_The request_
Each line of the material below that holds the word "聊斋志异" needs to be copied.

_Input for this task_

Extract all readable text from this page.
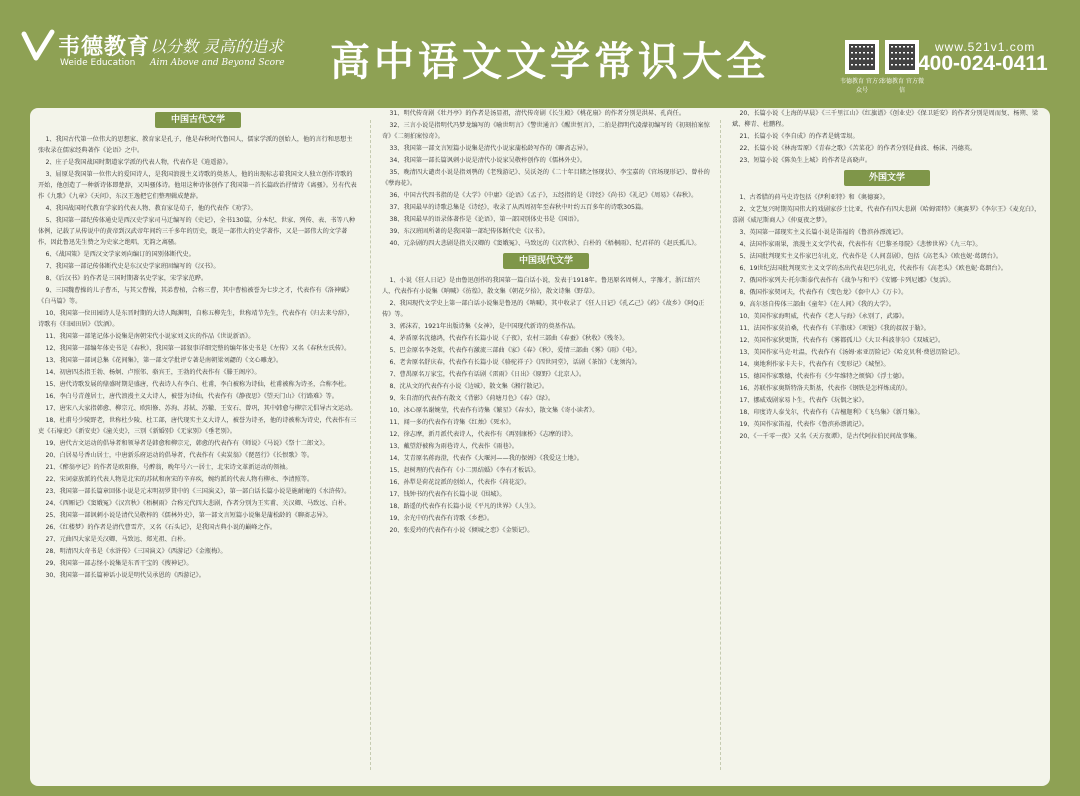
韦德教育
Weide Education
以分数 灵高的追求
Aim Above and Beyond Score 高中语文文学常识大全	韦德教育 官方公众号
韦德教育 官方微信
www.521v1.com
400-024-0411
中国古代文学

1、我国古代第一位伟大的思想家、教育家是孔子，他是春秋时代鲁国人，儒家学派的创始人，他的言行和思想主张收录在儒家经典著作《论语》之中。

2、庄子是我国战国时期道家学派的代表人物，代表作是《逍遥游》。

3、屈原是我国第一位伟大的爱国诗人，是我国浪漫主义诗歌的奠基人，他的出现标志着我国文人独立创作诗歌的开始，他创造了一种新诗体即楚辞，又叫骚体诗。他用这种诗体创作了我国第一首长篇政治抒情诗《离骚》。另有代表作《九歌》《九章》《天问》，东汉王逸把它们整理辑成楚辞。

4、我国战国时代教育学家的代表人物、教育家是荀子，他的代表作《劝学》。

5、我国第一部纪传体通史是西汉史学家司马迁编写的《史记》，全书130篇，分本纪、世家、列传、表、书等八种体例，记载了从传说中的黄帝到汉武帝年间约三千多年的历史，既是一部伟大的史学著作，又是一部伟大的文学著作，因此鲁迅先生赞之为史家之绝唱，无韵之离骚。

6、《战国策》是西汉文学家刘向编订的国别体断代史。

7、我国第一部记传体断代史是东汉史学家班固编写的《汉书》。

8、《后汉书》的作者是三国时期著名史学家，宋学家范晔。

9、三国魏曹操的儿子曹丕，与其父曹操，其弟曹植，合称三曹，其中曹植被誉为七步之才，代表作有《洛神赋》《白马篇》等。

10、我国第一位田园诗人是东晋时期的大诗人陶渊明，自称五柳先生，世称靖节先生，代表作有《归去来兮辞》，诗歌有《归园田居》《饮酒》。

11、我国第一部笔记体小说集是南朝宋代小说家刘义庆的作品《世说新语》。

12、我国第一部编年体史书是《春秋》，我国第一部叙事详细完整的编年体史书是《左传》又名《春秋左氏传》。

13、我国第一部词总集《花间集》，第一部文学批评专著是南朝梁刘勰的《文心雕龙》。

14、初唐四杰指王勃、杨炯、卢照邻、骆宾王，王勃的代表作有《滕王阁序》。

15、唐代诗歌发展的鼎盛时期是盛唐，代表诗人有李白、杜甫，李白被称为诗仙，杜甫被称为诗圣，合称李杜。

16、李白号青莲居士，唐代浪漫主义大诗人，被誉为诗仙，代表作有《静夜思》《望天门山》《行路难》等。

17、唐宋八大家指韩愈、柳宗元、欧阳修、苏洵、苏轼、苏辙、王安石、曾巩，其中韩愈与柳宗元倡导古文运动。

18、杜甫号少陵野老，世称杜少陵、杜工部，唐代现实主义大诗人，被誉为诗圣，他的诗被称为诗史，代表作有三吏《石壕吏》《新安吏》《潼关吏》，三别《新婚别》《无家别》《垂老别》。

19、唐代古文运动的倡导者和领导者是韩愈和柳宗元，韩愈的代表作有《师说》《马说》《祭十二郎文》。

20、白居易号香山居士，中唐新乐府运动的倡导者，代表作有《卖炭翁》《琵琶行》《长恨歌》等。

21、《醉翁亭记》的作者是欧阳修，号醉翁，晚年号六一居士，北宋诗文革新运动的领袖。

22、宋词豪放派的代表人物是北宋的苏轼和南宋的辛弃疾，婉约派的代表人物有柳永、李清照等。

23、我国第一部长篇章回体小说是元末明初罗贯中的《三国演义》，第一部白话长篇小说是施耐庵的《水浒传》。

24、《西厢记》《窦娥冤》《汉宫秋》《梧桐雨》合称元代四大悲剧，作者分别为王实甫、关汉卿、马致远、白朴。

25、我国第一部讽刺小说是清代吴敬梓的《儒林外史》，第一部文言短篇小说集是蒲松龄的《聊斋志异》。

26、《红楼梦》的作者是清代曹雪芹，又名《石头记》，是我国古典小说的巅峰之作。

27、元曲四大家是关汉卿、马致远、郑光祖、白朴。

28、明清四大奇书是《水浒传》《三国演义》《西游记》《金瓶梅》。

29、我国第一部志怪小说集是东晋干宝的《搜神记》。

30、我国第一部长篇神话小说是明代吴承恩的《西游记》。

31、明代传奇剧《牡丹亭》的作者是汤显祖，清代传奇剧《长生殿》《桃花扇》的作者分别是洪昇、孔尚任。

32、三言小说是指明代冯梦龙编写的《喻世明言》《警世通言》《醒世恒言》，二拍是指明代凌濛初编写的《初刻拍案惊奇》《二刻拍案惊奇》。

33、我国第一部文言短篇小说集是清代小说家蒲松龄写作的《聊斋志异》。

34、我国第一部长篇讽刺小说是清代小说家吴敬梓创作的《儒林外史》。

35、晚清四大谴责小说是指刘鹗的《老残游记》、吴沃尧的《二十年目睹之怪现状》、李宝嘉的《官场现形记》、曾朴的《孽海花》。

36、中国古代四书指的是《大学》《中庸》《论语》《孟子》，五经指的是《诗经》《尚书》《礼记》《周易》《春秋》。

37、我国最早的诗歌总集是《诗经》，收录了从西周初年至春秋中叶约五百多年的诗歌305篇。

38、我国最早的语录体著作是《论语》，第一部国别体史书是《国语》。

39、东汉班固所著的是我国第一部纪传体断代史《汉书》。

40、元杂剧的四大悲剧是指关汉卿的《窦娥冤》、马致远的《汉宫秋》、白朴的《梧桐雨》、纪君祥的《赵氏孤儿》。

中国现代文学

1、小说《狂人日记》是由鲁迅创作的我国第一篇白话小说，发表于1918年。鲁迅原名周树人，字豫才，浙江绍兴人，代表作有小说集《呐喊》《彷徨》，散文集《朝花夕拾》，散文诗集《野草》。

2、我国现代文学史上第一部白话小说集是鲁迅的《呐喊》，其中收录了《狂人日记》《孔乙己》《药》《故乡》《阿Q正传》等。

3、郭沫若，1921年出版诗集《女神》，是中国现代新诗的奠基作品。

4、茅盾原名沈德鸿，代表作有长篇小说《子夜》，农村三部曲《春蚕》《秋收》《残冬》。

5、巴金原名李尧棠，代表作有激流三部曲《家》《春》《秋》，爱情三部曲《雾》《雨》《电》。

6、老舍原名舒庆春，代表作有长篇小说《骆驼祥子》《四世同堂》，话剧《茶馆》《龙须沟》。

7、曹禺原名万家宝，代表作有话剧《雷雨》《日出》《原野》《北京人》。

8、沈从文的代表作有小说《边城》，散文集《湘行散记》。

9、朱自清的代表作有散文《背影》《荷塘月色》《春》《绿》。

10、冰心原名谢婉莹，代表作有诗集《繁星》《春水》，散文集《寄小读者》。

11、闻一多的代表作有诗集《红烛》《死水》。

12、徐志摩，新月派代表诗人，代表作有《再别康桥》《志摩的诗》。

13、戴望舒被称为雨巷诗人，代表作《雨巷》。

14、艾青原名蒋海澄，代表作《大堰河——我的保姆》《我爱这土地》。

15、赵树理的代表作有《小二黑结婚》《李有才板话》。

16、孙犁是荷花淀派的创始人，代表作《荷花淀》。

17、钱钟书的代表作有长篇小说《围城》。

18、路遥的代表作有长篇小说《平凡的世界》《人生》。

19、余光中的代表作有诗歌《乡愁》。

20、张爱玲的代表作有小说《倾城之恋》《金锁记》。

20、长篇小说《上海的早晨》《三千里江山》《红旗谱》《创业史》《保卫延安》的作者分别是周而复、杨朔、梁斌、柳青、杜鹏程。

21、长篇小说《李自成》的作者是姚雪垠。

22、长篇小说《林海雪原》《青春之歌》《苦菜花》的作者分别是曲波、杨沫、冯德英。

23、短篇小说《陈奂生上城》的作者是高晓声。

外国文学

1、古希腊的荷马史诗包括《伊利亚特》和《奥德赛》。

2、文艺复兴时期英国伟大的戏剧家莎士比亚，代表作有四大悲剧《哈姆雷特》《奥赛罗》《李尔王》《麦克白》，喜剧《威尼斯商人》《仲夏夜之梦》。

3、英国第一部现实主义长篇小说是笛福的《鲁滨孙漂流记》。

4、法国作家雨果，浪漫主义文学代表，代表作有《巴黎圣母院》《悲惨世界》《九三年》。

5、法国批判现实主义作家巴尔扎克，代表作是《人间喜剧》，包括《高老头》《欧也妮·葛朗台》。

6、19世纪法国批判现实主义文学的杰出代表是巴尔扎克，代表作有《高老头》《欧也妮·葛朗台》。

7、俄国作家列夫·托尔斯泰代表作有《战争与和平》《安娜·卡列尼娜》《复活》。

8、俄国作家契诃夫，代表作有《变色龙》《套中人》《万卡》。

9、高尔基自传体三部曲《童年》《在人间》《我的大学》。

10、美国作家海明威，代表作《老人与海》《永别了，武器》。

11、法国作家莫泊桑，代表作有《羊脂球》《项链》《我的叔叔于勒》。

12、英国作家狄更斯，代表作有《雾都孤儿》《大卫·科波菲尔》《双城记》。

13、美国作家马克·吐温，代表作有《汤姆·索亚历险记》《哈克贝利·费恩历险记》。

14、奥地利作家卡夫卡，代表作有《变形记》《城堡》。

15、德国作家歌德，代表作有《少年维特之烦恼》《浮士德》。

16、苏联作家奥斯特洛夫斯基，代表作《钢铁是怎样炼成的》。

17、挪威戏剧家易卜生，代表作《玩偶之家》。

18、印度诗人泰戈尔，代表作有《吉檀迦利》《飞鸟集》《新月集》。

19、英国作家笛福，代表作《鲁滨孙漂流记》。

20、《一千零一夜》又名《天方夜谭》，是古代阿拉伯民间故事集。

_Reply to the exercise_
25、我国第一部讽刺小说是清代吴敬梓的《儒林外史》，第一部文言短篇小说集是蒲松龄的《聊斋志异》。
33、我国第一部文言短篇小说集是清代小说家蒲松龄写作的《聊斋志异》。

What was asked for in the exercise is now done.